Exercise brief
Copy these records line for line, without changing anything.

————

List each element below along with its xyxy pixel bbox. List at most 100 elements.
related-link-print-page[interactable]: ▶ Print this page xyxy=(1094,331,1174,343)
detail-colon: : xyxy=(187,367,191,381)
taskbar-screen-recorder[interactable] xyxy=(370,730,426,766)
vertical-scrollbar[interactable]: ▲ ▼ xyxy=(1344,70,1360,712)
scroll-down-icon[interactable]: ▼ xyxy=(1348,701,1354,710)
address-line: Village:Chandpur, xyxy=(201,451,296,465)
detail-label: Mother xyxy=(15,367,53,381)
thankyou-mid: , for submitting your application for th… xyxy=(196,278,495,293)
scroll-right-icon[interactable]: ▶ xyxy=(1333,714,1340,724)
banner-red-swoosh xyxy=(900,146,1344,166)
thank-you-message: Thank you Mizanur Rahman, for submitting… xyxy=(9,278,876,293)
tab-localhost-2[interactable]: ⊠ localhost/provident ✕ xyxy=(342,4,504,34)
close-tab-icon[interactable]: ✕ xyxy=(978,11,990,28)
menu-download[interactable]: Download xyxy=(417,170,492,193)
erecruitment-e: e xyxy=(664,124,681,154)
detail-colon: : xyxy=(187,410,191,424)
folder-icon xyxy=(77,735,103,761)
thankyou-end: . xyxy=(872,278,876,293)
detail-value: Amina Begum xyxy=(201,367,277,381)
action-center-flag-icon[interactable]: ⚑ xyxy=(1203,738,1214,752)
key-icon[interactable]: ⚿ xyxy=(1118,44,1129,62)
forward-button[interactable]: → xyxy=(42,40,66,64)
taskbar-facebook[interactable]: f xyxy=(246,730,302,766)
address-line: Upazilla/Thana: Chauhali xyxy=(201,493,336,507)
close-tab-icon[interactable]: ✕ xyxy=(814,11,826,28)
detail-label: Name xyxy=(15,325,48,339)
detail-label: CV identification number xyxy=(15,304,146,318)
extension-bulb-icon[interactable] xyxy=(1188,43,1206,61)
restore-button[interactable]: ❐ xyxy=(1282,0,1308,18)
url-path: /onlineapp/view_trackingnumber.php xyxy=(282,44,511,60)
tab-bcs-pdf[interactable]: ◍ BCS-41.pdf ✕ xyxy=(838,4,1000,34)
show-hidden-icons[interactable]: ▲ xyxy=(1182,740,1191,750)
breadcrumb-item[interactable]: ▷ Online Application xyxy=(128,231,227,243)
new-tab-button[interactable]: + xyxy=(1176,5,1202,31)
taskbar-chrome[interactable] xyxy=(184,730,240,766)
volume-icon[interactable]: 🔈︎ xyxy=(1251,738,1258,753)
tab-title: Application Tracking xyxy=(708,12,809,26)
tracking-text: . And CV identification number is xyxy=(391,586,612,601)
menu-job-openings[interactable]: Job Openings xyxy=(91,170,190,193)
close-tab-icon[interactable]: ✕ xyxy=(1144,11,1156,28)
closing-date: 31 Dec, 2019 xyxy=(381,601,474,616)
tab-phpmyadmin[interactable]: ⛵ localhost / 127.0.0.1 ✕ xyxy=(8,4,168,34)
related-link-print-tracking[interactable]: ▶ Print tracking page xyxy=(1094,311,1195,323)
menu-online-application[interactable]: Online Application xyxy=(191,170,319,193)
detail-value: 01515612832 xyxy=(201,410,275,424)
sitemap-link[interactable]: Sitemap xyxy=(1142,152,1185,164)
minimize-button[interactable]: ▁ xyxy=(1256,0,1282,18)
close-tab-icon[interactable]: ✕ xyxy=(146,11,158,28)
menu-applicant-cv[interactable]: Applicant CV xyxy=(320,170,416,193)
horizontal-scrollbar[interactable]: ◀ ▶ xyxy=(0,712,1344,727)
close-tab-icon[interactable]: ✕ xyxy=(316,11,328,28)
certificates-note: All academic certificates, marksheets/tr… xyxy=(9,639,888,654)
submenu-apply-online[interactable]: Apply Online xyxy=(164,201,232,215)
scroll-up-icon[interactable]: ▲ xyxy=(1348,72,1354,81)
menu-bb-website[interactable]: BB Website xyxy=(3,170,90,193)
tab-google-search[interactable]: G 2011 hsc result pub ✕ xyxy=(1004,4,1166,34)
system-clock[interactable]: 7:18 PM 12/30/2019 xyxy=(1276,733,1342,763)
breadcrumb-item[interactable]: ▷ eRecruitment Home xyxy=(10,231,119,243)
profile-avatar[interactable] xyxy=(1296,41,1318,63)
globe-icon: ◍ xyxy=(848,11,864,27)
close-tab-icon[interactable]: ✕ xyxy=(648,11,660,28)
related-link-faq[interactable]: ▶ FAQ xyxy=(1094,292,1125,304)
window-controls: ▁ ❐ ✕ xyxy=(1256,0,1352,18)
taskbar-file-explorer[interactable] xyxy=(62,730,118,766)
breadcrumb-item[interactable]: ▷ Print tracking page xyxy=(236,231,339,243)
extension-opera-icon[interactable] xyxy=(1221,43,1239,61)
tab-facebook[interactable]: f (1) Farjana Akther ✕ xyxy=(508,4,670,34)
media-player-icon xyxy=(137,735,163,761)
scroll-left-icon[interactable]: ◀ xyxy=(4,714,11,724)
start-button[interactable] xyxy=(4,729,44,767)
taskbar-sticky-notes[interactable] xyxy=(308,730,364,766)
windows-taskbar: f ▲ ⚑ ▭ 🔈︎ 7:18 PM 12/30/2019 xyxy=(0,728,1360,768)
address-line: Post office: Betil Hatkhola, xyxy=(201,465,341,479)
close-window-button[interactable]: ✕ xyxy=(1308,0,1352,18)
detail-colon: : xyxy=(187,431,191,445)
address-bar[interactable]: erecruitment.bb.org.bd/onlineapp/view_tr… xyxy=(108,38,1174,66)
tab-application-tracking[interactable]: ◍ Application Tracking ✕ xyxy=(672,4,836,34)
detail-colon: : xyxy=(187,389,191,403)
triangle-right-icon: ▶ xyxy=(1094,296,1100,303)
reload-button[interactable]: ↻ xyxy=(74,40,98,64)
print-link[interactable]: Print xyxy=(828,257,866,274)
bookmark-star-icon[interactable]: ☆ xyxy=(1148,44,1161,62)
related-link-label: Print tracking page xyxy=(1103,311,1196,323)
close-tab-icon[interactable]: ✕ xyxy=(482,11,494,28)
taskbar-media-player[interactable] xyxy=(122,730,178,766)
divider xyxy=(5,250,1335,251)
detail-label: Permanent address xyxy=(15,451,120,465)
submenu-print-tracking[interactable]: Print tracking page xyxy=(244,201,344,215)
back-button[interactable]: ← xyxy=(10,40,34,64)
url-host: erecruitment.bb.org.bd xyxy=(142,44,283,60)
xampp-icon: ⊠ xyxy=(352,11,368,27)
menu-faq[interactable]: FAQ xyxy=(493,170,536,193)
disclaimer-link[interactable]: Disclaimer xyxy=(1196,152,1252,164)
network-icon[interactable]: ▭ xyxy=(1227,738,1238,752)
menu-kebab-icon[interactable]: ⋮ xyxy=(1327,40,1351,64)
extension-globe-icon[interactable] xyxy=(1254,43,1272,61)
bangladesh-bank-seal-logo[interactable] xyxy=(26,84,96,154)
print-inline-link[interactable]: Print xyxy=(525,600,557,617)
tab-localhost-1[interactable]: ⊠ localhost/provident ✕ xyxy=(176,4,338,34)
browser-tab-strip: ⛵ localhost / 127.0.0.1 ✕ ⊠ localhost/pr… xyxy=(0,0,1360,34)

————

In response
List each element below along with its xyxy pixel bbox. List at most 100 elements.
related-link-print-page[interactable]: ▶ Print this page xyxy=(1094,331,1174,343)
detail-colon: : xyxy=(187,367,191,381)
taskbar-screen-recorder[interactable] xyxy=(370,730,426,766)
vertical-scrollbar[interactable]: ▲ ▼ xyxy=(1344,70,1360,712)
scroll-down-icon[interactable]: ▼ xyxy=(1348,701,1354,710)
address-line: Village:Chandpur, xyxy=(201,451,296,465)
detail-label: Mother xyxy=(15,367,53,381)
thankyou-mid: , for submitting your application for th… xyxy=(196,278,495,293)
scroll-right-icon[interactable]: ▶ xyxy=(1333,714,1340,724)
banner-red-swoosh xyxy=(900,146,1344,166)
thank-you-message: Thank you Mizanur Rahman, for submitting… xyxy=(9,278,876,293)
tab-localhost-2[interactable]: ⊠ localhost/provident ✕ xyxy=(342,4,504,34)
close-tab-icon[interactable]: ✕ xyxy=(978,11,990,28)
menu-download[interactable]: Download xyxy=(417,170,492,193)
erecruitment-e: e xyxy=(664,124,681,154)
detail-colon: : xyxy=(187,410,191,424)
folder-icon xyxy=(77,735,103,761)
thankyou-end: . xyxy=(872,278,876,293)
detail-value: Amina Begum xyxy=(201,367,277,381)
action-center-flag-icon[interactable]: ⚑ xyxy=(1203,738,1214,752)
key-icon[interactable]: ⚿ xyxy=(1118,44,1129,62)
forward-button[interactable]: → xyxy=(42,40,66,64)
taskbar-facebook[interactable]: f xyxy=(246,730,302,766)
address-line: Upazilla/Thana: Chauhali xyxy=(201,493,336,507)
close-tab-icon[interactable]: ✕ xyxy=(814,11,826,28)
detail-label: Name xyxy=(15,325,48,339)
detail-label: CV identification number xyxy=(15,304,146,318)
extension-bulb-icon[interactable] xyxy=(1188,43,1206,61)
restore-button[interactable]: ❐ xyxy=(1282,0,1308,18)
url-path: /onlineapp/view_trackingnumber.php xyxy=(282,44,511,60)
tab-bcs-pdf[interactable]: ◍ BCS-41.pdf ✕ xyxy=(838,4,1000,34)
show-hidden-icons[interactable]: ▲ xyxy=(1182,740,1191,750)
breadcrumb-item[interactable]: ▷ Online Application xyxy=(128,231,227,243)
new-tab-button[interactable]: + xyxy=(1176,5,1202,31)
taskbar-chrome[interactable] xyxy=(184,730,240,766)
volume-icon[interactable]: 🔈︎ xyxy=(1251,738,1258,753)
tab-title: Application Tracking xyxy=(708,12,809,26)
tracking-text: . And CV identification number is xyxy=(391,586,612,601)
menu-job-openings[interactable]: Job Openings xyxy=(91,170,190,193)
close-tab-icon[interactable]: ✕ xyxy=(1144,11,1156,28)
closing-date: 31 Dec, 2019 xyxy=(381,601,474,616)
tab-phpmyadmin[interactable]: ⛵ localhost / 127.0.0.1 ✕ xyxy=(8,4,168,34)
related-link-print-tracking[interactable]: ▶ Print tracking page xyxy=(1094,311,1195,323)
menu-online-application[interactable]: Online Application xyxy=(191,170,319,193)
detail-value: 01515612832 xyxy=(201,410,275,424)
sitemap-link[interactable]: Sitemap xyxy=(1142,152,1185,164)
minimize-button[interactable]: ▁ xyxy=(1256,0,1282,18)
close-tab-icon[interactable]: ✕ xyxy=(146,11,158,28)
menu-applicant-cv[interactable]: Applicant CV xyxy=(320,170,416,193)
horizontal-scrollbar[interactable]: ◀ ▶ xyxy=(0,712,1344,727)
close-tab-icon[interactable]: ✕ xyxy=(316,11,328,28)
certificates-note: All academic certificates, marksheets/tr… xyxy=(9,639,888,654)
submenu-apply-online[interactable]: Apply Online xyxy=(164,201,232,215)
scroll-up-icon[interactable]: ▲ xyxy=(1348,72,1354,81)
menu-bb-website[interactable]: BB Website xyxy=(3,170,90,193)
tab-google-search[interactable]: G 2011 hsc result pub ✕ xyxy=(1004,4,1166,34)
system-clock[interactable]: 7:18 PM 12/30/2019 xyxy=(1276,733,1342,763)
breadcrumb-item[interactable]: ▷ eRecruitment Home xyxy=(10,231,119,243)
profile-avatar[interactable] xyxy=(1296,41,1318,63)
globe-icon: ◍ xyxy=(848,11,864,27)
close-tab-icon[interactable]: ✕ xyxy=(648,11,660,28)
related-link-faq[interactable]: ▶ FAQ xyxy=(1094,292,1125,304)
window-controls: ▁ ❐ ✕ xyxy=(1256,0,1352,18)
taskbar-file-explorer[interactable] xyxy=(62,730,118,766)
breadcrumb-item[interactable]: ▷ Print tracking page xyxy=(236,231,339,243)
extension-opera-icon[interactable] xyxy=(1221,43,1239,61)
tab-facebook[interactable]: f (1) Farjana Akther ✕ xyxy=(508,4,670,34)
media-player-icon xyxy=(137,735,163,761)
scroll-left-icon[interactable]: ◀ xyxy=(4,714,11,724)
start-button[interactable] xyxy=(4,729,44,767)
taskbar-sticky-notes[interactable] xyxy=(308,730,364,766)
windows-taskbar: f ▲ ⚑ ▭ 🔈︎ 7:18 PM 12/30/2019 xyxy=(0,728,1360,768)
address-line: Post office: Betil Hatkhola, xyxy=(201,465,341,479)
close-window-button[interactable]: ✕ xyxy=(1308,0,1352,18)
detail-colon: : xyxy=(187,431,191,445)
address-bar[interactable]: erecruitment.bb.org.bd/onlineapp/view_tr… xyxy=(108,38,1174,66)
tab-application-tracking[interactable]: ◍ Application Tracking ✕ xyxy=(672,4,836,34)
detail-colon: : xyxy=(187,389,191,403)
triangle-right-icon: ▶ xyxy=(1094,296,1100,303)
reload-button[interactable]: ↻ xyxy=(74,40,98,64)
print-link[interactable]: Print xyxy=(828,257,866,274)
bookmark-star-icon[interactable]: ☆ xyxy=(1148,44,1161,62)
related-link-label: Print tracking page xyxy=(1103,311,1196,323)
close-tab-icon[interactable]: ✕ xyxy=(482,11,494,28)
taskbar-media-player[interactable] xyxy=(122,730,178,766)
divider xyxy=(5,250,1335,251)
detail-label: Permanent address xyxy=(15,451,120,465)
submenu-print-tracking[interactable]: Print tracking page xyxy=(244,201,344,215)
back-button[interactable]: ← xyxy=(10,40,34,64)
url-host: erecruitment.bb.org.bd xyxy=(142,44,283,60)
xampp-icon: ⊠ xyxy=(352,11,368,27)
menu-faq[interactable]: FAQ xyxy=(493,170,536,193)
disclaimer-link[interactable]: Disclaimer xyxy=(1196,152,1252,164)
network-icon[interactable]: ▭ xyxy=(1227,738,1238,752)
menu-kebab-icon[interactable]: ⋮ xyxy=(1327,40,1351,64)
extension-globe-icon[interactable] xyxy=(1254,43,1272,61)
bangladesh-bank-seal-logo[interactable] xyxy=(26,84,96,154)
print-inline-link[interactable]: Print xyxy=(525,600,557,617)
tab-localhost-1[interactable]: ⊠ localhost/provident ✕ xyxy=(176,4,338,34)
browser-tab-strip: ⛵ localhost / 127.0.0.1 ✕ ⊠ localhost/pr… xyxy=(0,0,1360,34)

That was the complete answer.